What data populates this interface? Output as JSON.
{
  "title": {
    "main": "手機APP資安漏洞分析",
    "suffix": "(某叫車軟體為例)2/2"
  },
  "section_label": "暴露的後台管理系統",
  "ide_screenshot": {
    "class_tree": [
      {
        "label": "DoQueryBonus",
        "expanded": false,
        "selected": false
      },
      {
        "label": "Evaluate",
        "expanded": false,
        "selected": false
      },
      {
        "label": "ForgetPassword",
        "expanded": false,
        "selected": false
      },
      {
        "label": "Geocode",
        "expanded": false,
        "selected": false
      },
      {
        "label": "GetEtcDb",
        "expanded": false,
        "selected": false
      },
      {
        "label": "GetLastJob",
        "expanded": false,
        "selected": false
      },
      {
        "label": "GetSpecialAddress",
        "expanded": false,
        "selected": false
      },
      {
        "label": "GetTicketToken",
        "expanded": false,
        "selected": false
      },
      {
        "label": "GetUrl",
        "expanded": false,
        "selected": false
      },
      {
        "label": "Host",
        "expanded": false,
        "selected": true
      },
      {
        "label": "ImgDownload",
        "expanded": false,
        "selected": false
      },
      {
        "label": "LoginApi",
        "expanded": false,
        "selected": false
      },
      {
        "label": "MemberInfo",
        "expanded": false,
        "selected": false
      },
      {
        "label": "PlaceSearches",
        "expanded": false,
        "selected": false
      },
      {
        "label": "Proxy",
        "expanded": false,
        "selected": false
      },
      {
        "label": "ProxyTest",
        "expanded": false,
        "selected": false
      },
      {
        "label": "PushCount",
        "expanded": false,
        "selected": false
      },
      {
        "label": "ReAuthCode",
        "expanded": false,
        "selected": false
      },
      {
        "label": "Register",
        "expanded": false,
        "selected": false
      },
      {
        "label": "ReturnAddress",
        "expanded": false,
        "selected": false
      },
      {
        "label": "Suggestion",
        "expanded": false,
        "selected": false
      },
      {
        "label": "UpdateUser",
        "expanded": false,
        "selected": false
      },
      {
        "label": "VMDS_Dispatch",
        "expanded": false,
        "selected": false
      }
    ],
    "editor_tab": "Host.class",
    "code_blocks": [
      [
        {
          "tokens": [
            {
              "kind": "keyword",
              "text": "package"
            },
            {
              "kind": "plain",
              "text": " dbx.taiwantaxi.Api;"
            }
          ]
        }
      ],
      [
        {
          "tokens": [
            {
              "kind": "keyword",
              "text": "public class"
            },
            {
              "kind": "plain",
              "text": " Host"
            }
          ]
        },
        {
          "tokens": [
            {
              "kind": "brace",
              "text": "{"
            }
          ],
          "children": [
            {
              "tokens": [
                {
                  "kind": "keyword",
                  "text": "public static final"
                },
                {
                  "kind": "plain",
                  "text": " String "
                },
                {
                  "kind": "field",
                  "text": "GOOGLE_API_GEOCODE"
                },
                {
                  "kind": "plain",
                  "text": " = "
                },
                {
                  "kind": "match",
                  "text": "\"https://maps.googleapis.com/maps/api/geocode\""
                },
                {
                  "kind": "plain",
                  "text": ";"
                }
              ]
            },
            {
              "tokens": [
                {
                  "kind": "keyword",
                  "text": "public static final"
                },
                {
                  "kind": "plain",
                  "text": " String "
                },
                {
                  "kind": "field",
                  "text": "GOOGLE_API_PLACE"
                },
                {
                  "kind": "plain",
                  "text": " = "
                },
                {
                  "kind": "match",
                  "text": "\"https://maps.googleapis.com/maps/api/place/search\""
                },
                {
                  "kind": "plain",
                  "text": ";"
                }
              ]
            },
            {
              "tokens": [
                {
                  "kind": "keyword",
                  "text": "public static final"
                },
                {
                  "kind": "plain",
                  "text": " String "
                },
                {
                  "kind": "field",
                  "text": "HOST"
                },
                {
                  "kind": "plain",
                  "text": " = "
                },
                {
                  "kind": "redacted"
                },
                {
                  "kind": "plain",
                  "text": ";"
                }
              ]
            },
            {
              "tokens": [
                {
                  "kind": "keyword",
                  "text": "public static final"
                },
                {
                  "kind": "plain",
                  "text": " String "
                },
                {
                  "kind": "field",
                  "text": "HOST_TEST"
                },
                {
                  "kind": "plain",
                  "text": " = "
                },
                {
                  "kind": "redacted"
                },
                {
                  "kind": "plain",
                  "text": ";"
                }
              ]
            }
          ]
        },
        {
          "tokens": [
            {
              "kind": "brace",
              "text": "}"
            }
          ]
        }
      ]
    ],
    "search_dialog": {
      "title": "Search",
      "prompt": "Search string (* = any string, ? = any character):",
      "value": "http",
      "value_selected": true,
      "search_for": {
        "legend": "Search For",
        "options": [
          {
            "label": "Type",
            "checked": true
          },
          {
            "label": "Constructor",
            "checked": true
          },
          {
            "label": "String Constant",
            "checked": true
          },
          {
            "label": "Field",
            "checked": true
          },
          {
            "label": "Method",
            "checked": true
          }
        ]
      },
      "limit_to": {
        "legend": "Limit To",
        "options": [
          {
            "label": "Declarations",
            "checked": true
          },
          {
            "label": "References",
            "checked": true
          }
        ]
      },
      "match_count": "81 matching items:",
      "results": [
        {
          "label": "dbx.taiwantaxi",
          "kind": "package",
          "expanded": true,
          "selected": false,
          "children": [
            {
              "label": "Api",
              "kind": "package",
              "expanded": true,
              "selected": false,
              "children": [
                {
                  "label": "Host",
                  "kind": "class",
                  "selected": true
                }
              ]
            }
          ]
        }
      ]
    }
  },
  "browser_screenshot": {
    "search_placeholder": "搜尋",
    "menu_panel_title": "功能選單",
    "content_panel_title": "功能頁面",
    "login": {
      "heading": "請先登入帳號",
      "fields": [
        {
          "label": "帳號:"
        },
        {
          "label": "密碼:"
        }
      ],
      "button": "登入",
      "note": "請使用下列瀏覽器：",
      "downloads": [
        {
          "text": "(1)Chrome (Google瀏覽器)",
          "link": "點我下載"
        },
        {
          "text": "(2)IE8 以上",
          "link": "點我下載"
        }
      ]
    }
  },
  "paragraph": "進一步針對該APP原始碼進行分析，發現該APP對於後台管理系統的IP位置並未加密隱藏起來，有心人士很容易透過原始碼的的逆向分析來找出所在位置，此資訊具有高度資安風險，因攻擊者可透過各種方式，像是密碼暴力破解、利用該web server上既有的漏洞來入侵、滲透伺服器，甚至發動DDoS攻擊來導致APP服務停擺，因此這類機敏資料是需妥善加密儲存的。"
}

#####

--- What you are asked to do ---
Write the material out again in its entirety, exactly as shown.

--- Task output ---
What data populates this interface? Output as JSON.
{
  "title": {
    "main": "手機APP資安漏洞分析",
    "suffix": "(某叫車軟體為例)2/2"
  },
  "section_label": "暴露的後台管理系統",
  "ide_screenshot": {
    "class_tree": [
      {
        "label": "DoQueryBonus",
        "expanded": false,
        "selected": false
      },
      {
        "label": "Evaluate",
        "expanded": false,
        "selected": false
      },
      {
        "label": "ForgetPassword",
        "expanded": false,
        "selected": false
      },
      {
        "label": "Geocode",
        "expanded": false,
        "selected": false
      },
      {
        "label": "GetEtcDb",
        "expanded": false,
        "selected": false
      },
      {
        "label": "GetLastJob",
        "expanded": false,
        "selected": false
      },
      {
        "label": "GetSpecialAddress",
        "expanded": false,
        "selected": false
      },
      {
        "label": "GetTicketToken",
        "expanded": false,
        "selected": false
      },
      {
        "label": "GetUrl",
        "expanded": false,
        "selected": false
      },
      {
        "label": "Host",
        "expanded": false,
        "selected": true
      },
      {
        "label": "ImgDownload",
        "expanded": false,
        "selected": false
      },
      {
        "label": "LoginApi",
        "expanded": false,
        "selected": false
      },
      {
        "label": "MemberInfo",
        "expanded": false,
        "selected": false
      },
      {
        "label": "PlaceSearches",
        "expanded": false,
        "selected": false
      },
      {
        "label": "Proxy",
        "expanded": false,
        "selected": false
      },
      {
        "label": "ProxyTest",
        "expanded": false,
        "selected": false
      },
      {
        "label": "PushCount",
        "expanded": false,
        "selected": false
      },
      {
        "label": "ReAuthCode",
        "expanded": false,
        "selected": false
      },
      {
        "label": "Register",
        "expanded": false,
        "selected": false
      },
      {
        "label": "ReturnAddress",
        "expanded": false,
        "selected": false
      },
      {
        "label": "Suggestion",
        "expanded": false,
        "selected": false
      },
      {
        "label": "UpdateUser",
        "expanded": false,
        "selected": false
      },
      {
        "label": "VMDS_Dispatch",
        "expanded": false,
        "selected": false
      }
    ],
    "editor_tab": "Host.class",
    "code_blocks": [
      [
        {
          "tokens": [
            {
              "kind": "keyword",
              "text": "package"
            },
            {
              "kind": "plain",
              "text": " dbx.taiwantaxi.Api;"
            }
          ]
        }
      ],
      [
        {
          "tokens": [
            {
              "kind": "keyword",
              "text": "public class"
            },
            {
              "kind": "plain",
              "text": " Host"
            }
          ]
        },
        {
          "tokens": [
            {
              "kind": "brace",
              "text": "{"
            }
          ],
          "children": [
            {
              "tokens": [
                {
                  "kind": "keyword",
                  "text": "public static final"
                },
                {
                  "kind": "plain",
                  "text": " String "
                },
                {
                  "kind": "field",
                  "text": "GOOGLE_API_GEOCODE"
                },
                {
                  "kind": "plain",
                  "text": " = "
                },
                {
                  "kind": "match",
                  "text": "\"https://maps.googleapis.com/maps/api/geocode\""
                },
                {
                  "kind": "plain",
                  "text": ";"
                }
              ]
            },
            {
              "tokens": [
                {
                  "kind": "keyword",
                  "text": "public static final"
                },
                {
                  "kind": "plain",
                  "text": " String "
                },
                {
                  "kind": "field",
                  "text": "GOOGLE_API_PLACE"
                },
                {
                  "kind": "plain",
                  "text": " = "
                },
                {
                  "kind": "match",
                  "text": "\"https://maps.googleapis.com/maps/api/place/search\""
                },
                {
                  "kind": "plain",
                  "text": ";"
                }
              ]
            },
            {
              "tokens": [
                {
                  "kind": "keyword",
                  "text": "public static final"
                },
                {
                  "kind": "plain",
                  "text": " String "
                },
                {
                  "kind": "field",
                  "text": "HOST"
                },
                {
                  "kind": "plain",
                  "text": " = "
                },
                {
                  "kind": "redacted"
                },
                {
                  "kind": "plain",
                  "text": ";"
                }
              ]
            },
            {
              "tokens": [
                {
                  "kind": "keyword",
                  "text": "public static final"
                },
                {
                  "kind": "plain",
                  "text": " String "
                },
                {
                  "kind": "field",
                  "text": "HOST_TEST"
                },
                {
                  "kind": "plain",
                  "text": " = "
                },
                {
                  "kind": "redacted"
                },
                {
                  "kind": "plain",
                  "text": ";"
                }
              ]
            }
          ]
        },
        {
          "tokens": [
            {
              "kind": "brace",
              "text": "}"
            }
          ]
        }
      ]
    ],
    "search_dialog": {
      "title": "Search",
      "prompt": "Search string (* = any string, ? = any character):",
      "value": "http",
      "value_selected": true,
      "search_for": {
        "legend": "Search For",
        "options": [
          {
            "label": "Type",
            "checked": true
          },
          {
            "label": "Constructor",
            "checked": true
          },
          {
            "label": "String Constant",
            "checked": true
          },
          {
            "label": "Field",
            "checked": true
          },
          {
            "label": "Method",
            "checked": true
          }
        ]
      },
      "limit_to": {
        "legend": "Limit To",
        "options": [
          {
            "label": "Declarations",
            "checked": true
          },
          {
            "label": "References",
            "checked": true
          }
        ]
      },
      "match_count": "81 matching items:",
      "results": [
        {
          "label": "dbx.taiwantaxi",
          "kind": "package",
          "expanded": true,
          "selected": false,
          "children": [
            {
              "label": "Api",
              "kind": "package",
              "expanded": true,
              "selected": false,
              "children": [
                {
                  "label": "Host",
                  "kind": "class",
                  "selected": true
                }
              ]
            }
          ]
        }
      ]
    }
  },
  "browser_screenshot": {
    "search_placeholder": "搜尋",
    "menu_panel_title": "功能選單",
    "content_panel_title": "功能頁面",
    "login": {
      "heading": "請先登入帳號",
      "fields": [
        {
          "label": "帳號:"
        },
        {
          "label": "密碼:"
        }
      ],
      "button": "登入",
      "note": "請使用下列瀏覽器：",
      "downloads": [
        {
          "text": "(1)Chrome (Google瀏覽器)",
          "link": "點我下載"
        },
        {
          "text": "(2)IE8 以上",
          "link": "點我下載"
        }
      ]
    }
  },
  "paragraph": "進一步針對該APP原始碼進行分析，發現該APP對於後台管理系統的IP位置並未加密隱藏起來，有心人士很容易透過原始碼的的逆向分析來找出所在位置，此資訊具有高度資安風險，因攻擊者可透過各種方式，像是密碼暴力破解、利用該web server上既有的漏洞來入侵、滲透伺服器，甚至發動DDoS攻擊來導致APP服務停擺，因此這類機敏資料是需妥善加密儲存的。"
}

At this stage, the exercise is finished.